[What is asked]:
Extract the full listing below without altering a single character.

[Input data]:
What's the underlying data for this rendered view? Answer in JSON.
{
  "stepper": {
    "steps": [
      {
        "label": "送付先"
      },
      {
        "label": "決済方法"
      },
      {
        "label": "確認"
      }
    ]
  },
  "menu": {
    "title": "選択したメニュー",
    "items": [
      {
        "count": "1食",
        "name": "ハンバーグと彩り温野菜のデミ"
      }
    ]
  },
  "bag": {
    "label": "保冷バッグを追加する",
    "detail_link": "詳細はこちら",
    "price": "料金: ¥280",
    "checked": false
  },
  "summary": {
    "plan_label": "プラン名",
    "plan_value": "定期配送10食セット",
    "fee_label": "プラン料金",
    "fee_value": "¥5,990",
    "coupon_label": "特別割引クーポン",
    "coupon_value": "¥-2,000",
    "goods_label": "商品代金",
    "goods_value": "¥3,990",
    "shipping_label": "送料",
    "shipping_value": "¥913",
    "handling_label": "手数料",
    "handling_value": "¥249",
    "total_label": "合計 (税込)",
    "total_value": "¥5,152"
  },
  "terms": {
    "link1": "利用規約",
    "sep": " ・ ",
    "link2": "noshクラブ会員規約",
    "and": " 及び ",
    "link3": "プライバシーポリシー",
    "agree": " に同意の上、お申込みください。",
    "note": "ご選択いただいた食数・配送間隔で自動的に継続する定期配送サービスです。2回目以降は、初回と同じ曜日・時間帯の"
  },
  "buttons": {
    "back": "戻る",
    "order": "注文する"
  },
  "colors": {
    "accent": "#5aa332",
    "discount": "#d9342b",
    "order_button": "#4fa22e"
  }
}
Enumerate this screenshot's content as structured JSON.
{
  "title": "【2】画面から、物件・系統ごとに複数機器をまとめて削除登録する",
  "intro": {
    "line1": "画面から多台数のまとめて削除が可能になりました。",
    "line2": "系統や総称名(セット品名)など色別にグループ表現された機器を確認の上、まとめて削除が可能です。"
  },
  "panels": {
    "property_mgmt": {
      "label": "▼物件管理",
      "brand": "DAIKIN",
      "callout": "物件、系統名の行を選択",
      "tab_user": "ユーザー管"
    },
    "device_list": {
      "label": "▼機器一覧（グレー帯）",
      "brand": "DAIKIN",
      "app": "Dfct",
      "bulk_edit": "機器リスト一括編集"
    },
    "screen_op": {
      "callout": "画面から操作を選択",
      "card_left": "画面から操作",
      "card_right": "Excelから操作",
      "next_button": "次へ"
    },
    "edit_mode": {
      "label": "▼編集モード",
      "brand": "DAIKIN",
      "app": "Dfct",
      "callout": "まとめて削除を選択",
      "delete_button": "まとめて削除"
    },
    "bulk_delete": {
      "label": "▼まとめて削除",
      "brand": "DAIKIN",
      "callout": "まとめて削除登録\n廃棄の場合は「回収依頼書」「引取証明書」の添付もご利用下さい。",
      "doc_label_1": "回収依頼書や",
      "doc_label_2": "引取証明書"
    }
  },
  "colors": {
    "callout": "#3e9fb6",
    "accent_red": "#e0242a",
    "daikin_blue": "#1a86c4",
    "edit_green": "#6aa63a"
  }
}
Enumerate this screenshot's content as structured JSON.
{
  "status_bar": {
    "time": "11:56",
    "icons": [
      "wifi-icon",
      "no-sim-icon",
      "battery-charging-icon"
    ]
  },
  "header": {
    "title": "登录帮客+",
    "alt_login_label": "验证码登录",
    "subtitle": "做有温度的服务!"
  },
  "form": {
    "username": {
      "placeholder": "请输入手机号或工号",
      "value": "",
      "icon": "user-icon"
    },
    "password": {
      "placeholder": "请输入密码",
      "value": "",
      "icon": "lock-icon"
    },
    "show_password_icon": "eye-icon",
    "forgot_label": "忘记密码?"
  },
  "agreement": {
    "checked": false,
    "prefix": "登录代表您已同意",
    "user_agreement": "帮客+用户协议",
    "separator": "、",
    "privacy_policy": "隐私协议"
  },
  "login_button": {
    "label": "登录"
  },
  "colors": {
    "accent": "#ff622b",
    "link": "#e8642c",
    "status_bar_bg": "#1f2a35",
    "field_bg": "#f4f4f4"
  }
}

[The completed task]:
What's the underlying data for this rendered view? Answer in JSON.
{
  "stepper": {
    "steps": [
      {
        "label": "送付先"
      },
      {
        "label": "決済方法"
      },
      {
        "label": "確認"
      }
    ]
  },
  "menu": {
    "title": "選択したメニュー",
    "items": [
      {
        "count": "1食",
        "name": "ハンバーグと彩り温野菜のデミ"
      }
    ]
  },
  "bag": {
    "label": "保冷バッグを追加する",
    "detail_link": "詳細はこちら",
    "price": "料金: ¥280",
    "checked": false
  },
  "summary": {
    "plan_label": "プラン名",
    "plan_value": "定期配送10食セット",
    "fee_label": "プラン料金",
    "fee_value": "¥5,990",
    "coupon_label": "特別割引クーポン",
    "coupon_value": "¥-2,000",
    "goods_label": "商品代金",
    "goods_value": "¥3,990",
    "shipping_label": "送料",
    "shipping_value": "¥913",
    "handling_label": "手数料",
    "handling_value": "¥249",
    "total_label": "合計 (税込)",
    "total_value": "¥5,152"
  },
  "terms": {
    "link1": "利用規約",
    "sep": " ・ ",
    "link2": "noshクラブ会員規約",
    "and": " 及び ",
    "link3": "プライバシーポリシー",
    "agree": " に同意の上、お申込みください。",
    "note": "ご選択いただいた食数・配送間隔で自動的に継続する定期配送サービスです。2回目以降は、初回と同じ曜日・時間帯の"
  },
  "buttons": {
    "back": "戻る",
    "order": "注文する"
  },
  "colors": {
    "accent": "#5aa332",
    "discount": "#d9342b",
    "order_button": "#4fa22e"
  }
}
Enumerate this screenshot's content as structured JSON.
{
  "title": "【2】画面から、物件・系統ごとに複数機器をまとめて削除登録する",
  "intro": {
    "line1": "画面から多台数のまとめて削除が可能になりました。",
    "line2": "系統や総称名(セット品名)など色別にグループ表現された機器を確認の上、まとめて削除が可能です。"
  },
  "panels": {
    "property_mgmt": {
      "label": "▼物件管理",
      "brand": "DAIKIN",
      "callout": "物件、系統名の行を選択",
      "tab_user": "ユーザー管"
    },
    "device_list": {
      "label": "▼機器一覧（グレー帯）",
      "brand": "DAIKIN",
      "app": "Dfct",
      "bulk_edit": "機器リスト一括編集"
    },
    "screen_op": {
      "callout": "画面から操作を選択",
      "card_left": "画面から操作",
      "card_right": "Excelから操作",
      "next_button": "次へ"
    },
    "edit_mode": {
      "label": "▼編集モード",
      "brand": "DAIKIN",
      "app": "Dfct",
      "callout": "まとめて削除を選択",
      "delete_button": "まとめて削除"
    },
    "bulk_delete": {
      "label": "▼まとめて削除",
      "brand": "DAIKIN",
      "callout": "まとめて削除登録\n廃棄の場合は「回収依頼書」「引取証明書」の添付もご利用下さい。",
      "doc_label_1": "回収依頼書や",
      "doc_label_2": "引取証明書"
    }
  },
  "colors": {
    "callout": "#3e9fb6",
    "accent_red": "#e0242a",
    "daikin_blue": "#1a86c4",
    "edit_green": "#6aa63a"
  }
}
Enumerate this screenshot's content as structured JSON.
{
  "status_bar": {
    "time": "11:56",
    "icons": [
      "wifi-icon",
      "no-sim-icon",
      "battery-charging-icon"
    ]
  },
  "header": {
    "title": "登录帮客+",
    "alt_login_label": "验证码登录",
    "subtitle": "做有温度的服务!"
  },
  "form": {
    "username": {
      "placeholder": "请输入手机号或工号",
      "value": "",
      "icon": "user-icon"
    },
    "password": {
      "placeholder": "请输入密码",
      "value": "",
      "icon": "lock-icon"
    },
    "show_password_icon": "eye-icon",
    "forgot_label": "忘记密码?"
  },
  "agreement": {
    "checked": false,
    "prefix": "登录代表您已同意",
    "user_agreement": "帮客+用户协议",
    "separator": "、",
    "privacy_policy": "隐私协议"
  },
  "login_button": {
    "label": "登录"
  },
  "colors": {
    "accent": "#ff622b",
    "link": "#e8642c",
    "status_bar_bg": "#1f2a35",
    "field_bg": "#f4f4f4"
  }
}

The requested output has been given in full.